To be done: Pick out each line with the word "LKMM" from the material that follows.

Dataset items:
<<<<

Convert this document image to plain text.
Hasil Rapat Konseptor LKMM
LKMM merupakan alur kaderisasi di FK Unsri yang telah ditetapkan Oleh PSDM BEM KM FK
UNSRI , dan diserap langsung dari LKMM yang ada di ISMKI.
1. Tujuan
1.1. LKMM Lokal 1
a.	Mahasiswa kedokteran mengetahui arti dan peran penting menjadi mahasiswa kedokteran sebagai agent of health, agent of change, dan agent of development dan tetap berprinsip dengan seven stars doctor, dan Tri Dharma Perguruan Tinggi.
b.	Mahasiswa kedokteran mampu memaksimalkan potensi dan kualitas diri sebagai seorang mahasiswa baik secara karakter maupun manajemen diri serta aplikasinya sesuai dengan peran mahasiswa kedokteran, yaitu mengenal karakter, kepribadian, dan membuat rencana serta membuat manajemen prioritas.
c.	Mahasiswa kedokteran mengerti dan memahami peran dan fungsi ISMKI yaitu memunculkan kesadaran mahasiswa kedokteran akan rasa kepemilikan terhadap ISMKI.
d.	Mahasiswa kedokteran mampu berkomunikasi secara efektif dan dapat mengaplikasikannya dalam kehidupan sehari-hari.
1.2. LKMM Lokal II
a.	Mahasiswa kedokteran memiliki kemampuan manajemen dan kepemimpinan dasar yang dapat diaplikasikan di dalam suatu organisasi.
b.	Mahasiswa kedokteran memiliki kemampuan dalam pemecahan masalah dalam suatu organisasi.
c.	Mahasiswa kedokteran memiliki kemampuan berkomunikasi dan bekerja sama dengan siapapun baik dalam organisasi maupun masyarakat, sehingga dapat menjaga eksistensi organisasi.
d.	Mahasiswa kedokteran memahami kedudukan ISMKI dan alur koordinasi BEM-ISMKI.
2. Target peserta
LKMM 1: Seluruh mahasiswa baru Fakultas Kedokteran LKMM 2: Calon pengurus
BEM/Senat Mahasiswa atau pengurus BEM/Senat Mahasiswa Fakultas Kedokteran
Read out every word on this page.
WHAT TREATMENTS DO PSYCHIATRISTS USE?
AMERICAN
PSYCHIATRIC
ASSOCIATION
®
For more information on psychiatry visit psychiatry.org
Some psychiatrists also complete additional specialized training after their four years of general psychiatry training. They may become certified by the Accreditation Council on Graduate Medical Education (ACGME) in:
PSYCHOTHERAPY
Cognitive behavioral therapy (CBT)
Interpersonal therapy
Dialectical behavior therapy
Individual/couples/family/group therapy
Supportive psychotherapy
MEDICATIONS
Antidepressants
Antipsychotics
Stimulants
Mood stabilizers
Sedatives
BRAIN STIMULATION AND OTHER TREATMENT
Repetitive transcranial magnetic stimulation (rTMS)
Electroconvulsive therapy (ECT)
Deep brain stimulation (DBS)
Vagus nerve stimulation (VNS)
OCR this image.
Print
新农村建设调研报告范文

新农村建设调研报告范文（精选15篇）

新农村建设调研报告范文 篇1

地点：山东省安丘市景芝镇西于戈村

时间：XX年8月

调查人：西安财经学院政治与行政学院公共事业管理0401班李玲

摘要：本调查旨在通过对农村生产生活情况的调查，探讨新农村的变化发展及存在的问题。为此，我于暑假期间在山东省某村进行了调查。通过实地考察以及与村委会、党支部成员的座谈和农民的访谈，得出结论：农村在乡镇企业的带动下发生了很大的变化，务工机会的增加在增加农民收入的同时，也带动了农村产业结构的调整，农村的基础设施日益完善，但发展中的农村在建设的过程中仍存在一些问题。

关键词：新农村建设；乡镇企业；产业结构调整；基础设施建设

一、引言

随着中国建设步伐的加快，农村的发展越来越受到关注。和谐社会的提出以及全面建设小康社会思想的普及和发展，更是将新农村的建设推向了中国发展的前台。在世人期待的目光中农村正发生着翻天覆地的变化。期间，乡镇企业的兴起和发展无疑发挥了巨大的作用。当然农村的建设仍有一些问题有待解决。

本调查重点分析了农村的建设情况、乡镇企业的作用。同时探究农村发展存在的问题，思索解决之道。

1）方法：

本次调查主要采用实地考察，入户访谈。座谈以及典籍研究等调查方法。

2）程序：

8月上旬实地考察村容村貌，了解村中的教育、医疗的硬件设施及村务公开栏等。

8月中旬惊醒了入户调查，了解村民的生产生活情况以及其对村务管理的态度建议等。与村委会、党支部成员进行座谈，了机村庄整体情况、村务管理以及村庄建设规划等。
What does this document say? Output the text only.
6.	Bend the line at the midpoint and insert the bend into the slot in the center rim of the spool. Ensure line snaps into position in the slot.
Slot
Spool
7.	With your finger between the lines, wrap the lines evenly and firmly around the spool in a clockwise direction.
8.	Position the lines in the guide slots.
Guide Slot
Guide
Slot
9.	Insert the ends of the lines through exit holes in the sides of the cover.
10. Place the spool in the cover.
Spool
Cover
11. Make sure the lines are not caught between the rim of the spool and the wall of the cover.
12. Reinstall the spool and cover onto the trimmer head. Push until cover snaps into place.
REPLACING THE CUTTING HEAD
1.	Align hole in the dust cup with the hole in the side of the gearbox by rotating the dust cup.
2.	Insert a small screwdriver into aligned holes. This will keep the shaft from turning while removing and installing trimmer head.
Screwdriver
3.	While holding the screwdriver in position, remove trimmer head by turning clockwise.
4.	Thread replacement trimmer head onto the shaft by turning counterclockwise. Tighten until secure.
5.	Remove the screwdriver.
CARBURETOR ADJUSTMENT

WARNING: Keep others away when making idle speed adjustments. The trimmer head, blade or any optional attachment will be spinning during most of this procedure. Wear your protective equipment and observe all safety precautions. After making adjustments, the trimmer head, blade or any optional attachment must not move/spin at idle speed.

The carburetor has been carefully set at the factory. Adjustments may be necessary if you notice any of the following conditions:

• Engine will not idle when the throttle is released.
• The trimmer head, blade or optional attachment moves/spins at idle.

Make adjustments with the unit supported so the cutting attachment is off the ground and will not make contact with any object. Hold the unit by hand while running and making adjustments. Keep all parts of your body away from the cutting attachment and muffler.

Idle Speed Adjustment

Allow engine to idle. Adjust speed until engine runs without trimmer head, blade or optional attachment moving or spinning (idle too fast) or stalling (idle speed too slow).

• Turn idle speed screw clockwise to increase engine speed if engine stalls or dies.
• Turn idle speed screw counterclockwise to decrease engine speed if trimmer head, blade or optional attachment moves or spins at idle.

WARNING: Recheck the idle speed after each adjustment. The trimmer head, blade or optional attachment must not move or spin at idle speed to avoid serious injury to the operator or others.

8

>>>>

Solution for this problem:
Hasil Rapat Konseptor LKMM
LKMM merupakan alur kaderisasi di FK Unsri yang telah ditetapkan Oleh PSDM BEM KM FK
UNSRI , dan diserap langsung dari LKMM yang ada di ISMKI.
1.1. LKMM Lokal 1
1.2. LKMM Lokal II
LKMM 1: Seluruh mahasiswa baru Fakultas Kedokteran LKMM 2: Calon pengurus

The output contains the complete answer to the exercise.